Records excerpted from a collection
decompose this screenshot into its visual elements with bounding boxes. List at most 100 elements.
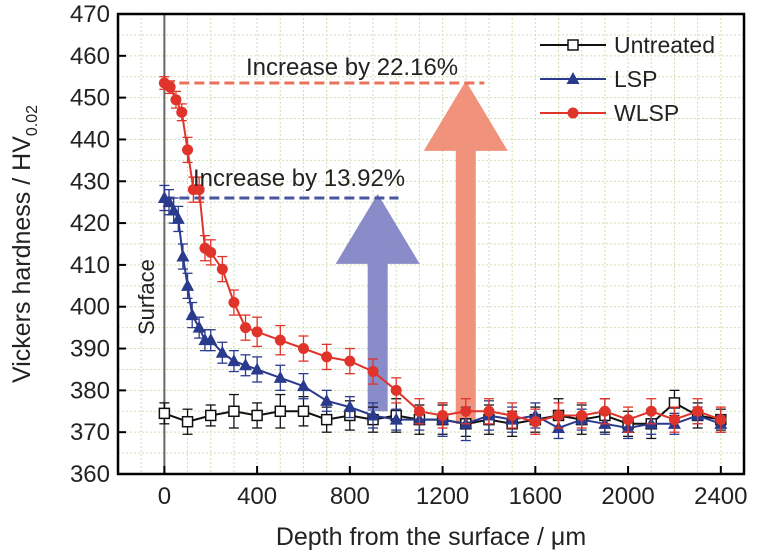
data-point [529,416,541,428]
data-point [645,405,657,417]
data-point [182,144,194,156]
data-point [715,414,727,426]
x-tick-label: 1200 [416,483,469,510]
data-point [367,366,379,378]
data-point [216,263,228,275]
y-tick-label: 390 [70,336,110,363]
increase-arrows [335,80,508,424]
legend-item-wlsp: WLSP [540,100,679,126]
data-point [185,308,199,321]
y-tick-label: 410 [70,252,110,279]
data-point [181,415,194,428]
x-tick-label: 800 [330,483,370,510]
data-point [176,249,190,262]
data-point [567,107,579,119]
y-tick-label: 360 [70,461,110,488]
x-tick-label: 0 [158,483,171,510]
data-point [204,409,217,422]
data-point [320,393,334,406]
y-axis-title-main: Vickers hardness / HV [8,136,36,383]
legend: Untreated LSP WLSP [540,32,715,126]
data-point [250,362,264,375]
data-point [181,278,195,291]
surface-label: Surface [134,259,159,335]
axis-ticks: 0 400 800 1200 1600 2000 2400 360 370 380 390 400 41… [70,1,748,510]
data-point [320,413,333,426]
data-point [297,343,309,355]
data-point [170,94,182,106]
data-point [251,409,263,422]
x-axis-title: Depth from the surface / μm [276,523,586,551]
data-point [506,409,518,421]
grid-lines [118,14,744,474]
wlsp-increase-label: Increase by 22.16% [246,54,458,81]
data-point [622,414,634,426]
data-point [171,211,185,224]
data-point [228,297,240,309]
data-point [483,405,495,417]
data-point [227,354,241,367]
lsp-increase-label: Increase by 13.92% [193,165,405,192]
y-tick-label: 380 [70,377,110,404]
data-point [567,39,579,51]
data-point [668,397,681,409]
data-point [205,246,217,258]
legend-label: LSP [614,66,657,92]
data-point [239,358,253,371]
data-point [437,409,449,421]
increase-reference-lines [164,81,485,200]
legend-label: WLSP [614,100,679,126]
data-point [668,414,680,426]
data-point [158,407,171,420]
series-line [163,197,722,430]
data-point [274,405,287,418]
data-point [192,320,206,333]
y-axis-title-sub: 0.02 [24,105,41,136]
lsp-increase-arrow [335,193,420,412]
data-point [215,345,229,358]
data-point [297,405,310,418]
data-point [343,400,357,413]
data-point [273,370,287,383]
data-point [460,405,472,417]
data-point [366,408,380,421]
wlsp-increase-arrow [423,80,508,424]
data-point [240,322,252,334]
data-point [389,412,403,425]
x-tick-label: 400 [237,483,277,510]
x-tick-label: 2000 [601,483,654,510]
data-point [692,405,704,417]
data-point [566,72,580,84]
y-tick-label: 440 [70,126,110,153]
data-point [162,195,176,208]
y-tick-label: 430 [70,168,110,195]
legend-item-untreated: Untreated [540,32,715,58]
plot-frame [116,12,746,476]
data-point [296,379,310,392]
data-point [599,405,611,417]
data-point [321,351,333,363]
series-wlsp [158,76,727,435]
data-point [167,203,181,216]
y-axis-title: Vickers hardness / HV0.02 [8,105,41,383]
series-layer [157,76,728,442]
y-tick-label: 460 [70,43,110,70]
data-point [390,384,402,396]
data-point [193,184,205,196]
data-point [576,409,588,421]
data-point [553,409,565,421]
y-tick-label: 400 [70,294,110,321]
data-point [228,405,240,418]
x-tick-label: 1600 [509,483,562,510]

§ **Exercise requirements**: Pull out every line of the listing above that contains the string "increase".

§ **Answer to this task**:
increase-arrows [335,80,508,424]
wlsp-increase-label: Increase by 22.16% [246,54,458,81]
lsp-increase-label: Increase by 13.92% [193,165,405,192]
increase-reference-lines [164,81,485,200]
lsp-increase-arrow [335,193,420,412]
wlsp-increase-arrow [423,80,508,424]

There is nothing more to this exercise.